Directive> Each line containing the word "Ukraine" should be found and copied.

Data shown>
►

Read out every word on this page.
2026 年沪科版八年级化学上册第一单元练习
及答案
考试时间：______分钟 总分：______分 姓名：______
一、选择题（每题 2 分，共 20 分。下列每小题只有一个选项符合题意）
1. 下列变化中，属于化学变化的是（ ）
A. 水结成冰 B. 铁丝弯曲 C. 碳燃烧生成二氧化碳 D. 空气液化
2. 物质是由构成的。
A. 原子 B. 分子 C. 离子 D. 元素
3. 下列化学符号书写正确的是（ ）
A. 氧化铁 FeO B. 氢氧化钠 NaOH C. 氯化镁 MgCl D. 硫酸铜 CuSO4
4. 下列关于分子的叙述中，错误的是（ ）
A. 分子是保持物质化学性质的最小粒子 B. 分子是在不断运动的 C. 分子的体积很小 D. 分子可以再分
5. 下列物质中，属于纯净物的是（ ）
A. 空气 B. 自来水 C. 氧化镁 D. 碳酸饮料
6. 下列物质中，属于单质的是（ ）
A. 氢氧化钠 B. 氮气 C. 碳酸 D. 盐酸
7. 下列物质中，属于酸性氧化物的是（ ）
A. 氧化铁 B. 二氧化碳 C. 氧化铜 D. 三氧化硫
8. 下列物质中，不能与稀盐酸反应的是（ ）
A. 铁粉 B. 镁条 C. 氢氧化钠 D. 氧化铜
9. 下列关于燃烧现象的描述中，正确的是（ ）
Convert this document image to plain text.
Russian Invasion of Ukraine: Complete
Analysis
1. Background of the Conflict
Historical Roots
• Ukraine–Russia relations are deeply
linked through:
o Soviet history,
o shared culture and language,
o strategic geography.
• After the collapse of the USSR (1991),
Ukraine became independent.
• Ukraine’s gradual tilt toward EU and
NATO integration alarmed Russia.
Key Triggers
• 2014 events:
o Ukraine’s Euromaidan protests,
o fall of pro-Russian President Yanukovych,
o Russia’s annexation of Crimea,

◄
►

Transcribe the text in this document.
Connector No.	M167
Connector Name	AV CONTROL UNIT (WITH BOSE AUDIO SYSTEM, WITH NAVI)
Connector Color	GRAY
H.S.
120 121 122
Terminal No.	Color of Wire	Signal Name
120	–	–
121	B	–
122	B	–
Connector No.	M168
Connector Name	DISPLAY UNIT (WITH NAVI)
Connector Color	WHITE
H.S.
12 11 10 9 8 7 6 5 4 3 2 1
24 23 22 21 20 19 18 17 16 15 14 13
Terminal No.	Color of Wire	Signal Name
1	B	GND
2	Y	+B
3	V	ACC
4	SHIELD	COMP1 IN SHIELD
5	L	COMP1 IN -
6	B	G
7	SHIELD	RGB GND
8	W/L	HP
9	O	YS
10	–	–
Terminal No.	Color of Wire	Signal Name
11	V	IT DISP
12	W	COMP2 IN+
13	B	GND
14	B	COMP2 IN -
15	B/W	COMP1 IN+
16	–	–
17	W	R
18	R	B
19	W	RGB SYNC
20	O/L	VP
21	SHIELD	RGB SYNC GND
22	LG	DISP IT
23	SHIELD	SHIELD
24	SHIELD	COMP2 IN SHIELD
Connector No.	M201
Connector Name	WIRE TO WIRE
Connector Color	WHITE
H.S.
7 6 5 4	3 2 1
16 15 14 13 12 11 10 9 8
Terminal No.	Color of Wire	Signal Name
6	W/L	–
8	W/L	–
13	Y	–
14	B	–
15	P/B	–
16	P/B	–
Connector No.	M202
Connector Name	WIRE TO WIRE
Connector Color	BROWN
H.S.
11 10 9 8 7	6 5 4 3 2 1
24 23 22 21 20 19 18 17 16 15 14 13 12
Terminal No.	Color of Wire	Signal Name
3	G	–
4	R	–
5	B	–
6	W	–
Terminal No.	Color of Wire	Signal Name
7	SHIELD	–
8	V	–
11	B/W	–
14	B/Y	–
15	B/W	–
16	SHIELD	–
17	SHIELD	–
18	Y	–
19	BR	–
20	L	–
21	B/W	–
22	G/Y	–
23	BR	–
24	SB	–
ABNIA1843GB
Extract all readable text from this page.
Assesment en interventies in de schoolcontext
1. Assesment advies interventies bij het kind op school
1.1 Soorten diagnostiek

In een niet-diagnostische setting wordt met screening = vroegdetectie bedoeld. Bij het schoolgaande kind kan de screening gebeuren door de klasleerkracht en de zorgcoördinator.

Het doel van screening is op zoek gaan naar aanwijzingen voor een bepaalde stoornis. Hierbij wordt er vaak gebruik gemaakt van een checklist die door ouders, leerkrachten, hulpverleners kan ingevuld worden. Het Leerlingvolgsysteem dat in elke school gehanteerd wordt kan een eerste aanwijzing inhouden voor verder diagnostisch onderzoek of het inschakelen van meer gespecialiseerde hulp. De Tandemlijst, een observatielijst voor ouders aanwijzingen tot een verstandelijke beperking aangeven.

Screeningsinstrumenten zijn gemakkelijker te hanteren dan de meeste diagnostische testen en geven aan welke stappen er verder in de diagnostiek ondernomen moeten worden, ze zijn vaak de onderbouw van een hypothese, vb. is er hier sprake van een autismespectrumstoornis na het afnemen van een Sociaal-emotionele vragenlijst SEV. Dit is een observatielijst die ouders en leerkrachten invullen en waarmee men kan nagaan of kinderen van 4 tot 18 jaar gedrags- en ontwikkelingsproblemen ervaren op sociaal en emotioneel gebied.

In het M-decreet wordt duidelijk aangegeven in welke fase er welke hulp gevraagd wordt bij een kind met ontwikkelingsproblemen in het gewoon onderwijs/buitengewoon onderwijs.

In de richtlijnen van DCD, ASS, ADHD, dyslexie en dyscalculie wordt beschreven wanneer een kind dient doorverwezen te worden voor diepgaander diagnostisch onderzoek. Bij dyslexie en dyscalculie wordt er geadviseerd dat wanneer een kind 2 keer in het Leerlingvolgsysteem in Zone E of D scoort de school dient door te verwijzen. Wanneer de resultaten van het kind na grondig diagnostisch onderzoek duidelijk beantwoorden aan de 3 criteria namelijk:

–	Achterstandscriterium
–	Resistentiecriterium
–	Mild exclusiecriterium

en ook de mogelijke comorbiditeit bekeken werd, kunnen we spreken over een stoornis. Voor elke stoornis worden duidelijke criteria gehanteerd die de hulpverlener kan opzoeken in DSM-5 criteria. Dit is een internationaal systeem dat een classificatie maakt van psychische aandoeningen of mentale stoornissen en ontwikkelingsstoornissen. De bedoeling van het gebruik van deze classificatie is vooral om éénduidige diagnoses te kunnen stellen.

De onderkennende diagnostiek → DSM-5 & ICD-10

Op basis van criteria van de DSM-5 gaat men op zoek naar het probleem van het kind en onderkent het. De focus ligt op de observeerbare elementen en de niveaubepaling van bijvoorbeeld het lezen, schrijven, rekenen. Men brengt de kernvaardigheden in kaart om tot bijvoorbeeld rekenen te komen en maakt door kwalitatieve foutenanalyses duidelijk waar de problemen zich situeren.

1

◄

Exercise solution>
Russian Invasion of Ukraine: Complete
• Ukraine–Russia relations are deeply
Ukraine became independent.
• Ukraine’s gradual tilt toward EU and
o Ukraine’s Euromaidan protests,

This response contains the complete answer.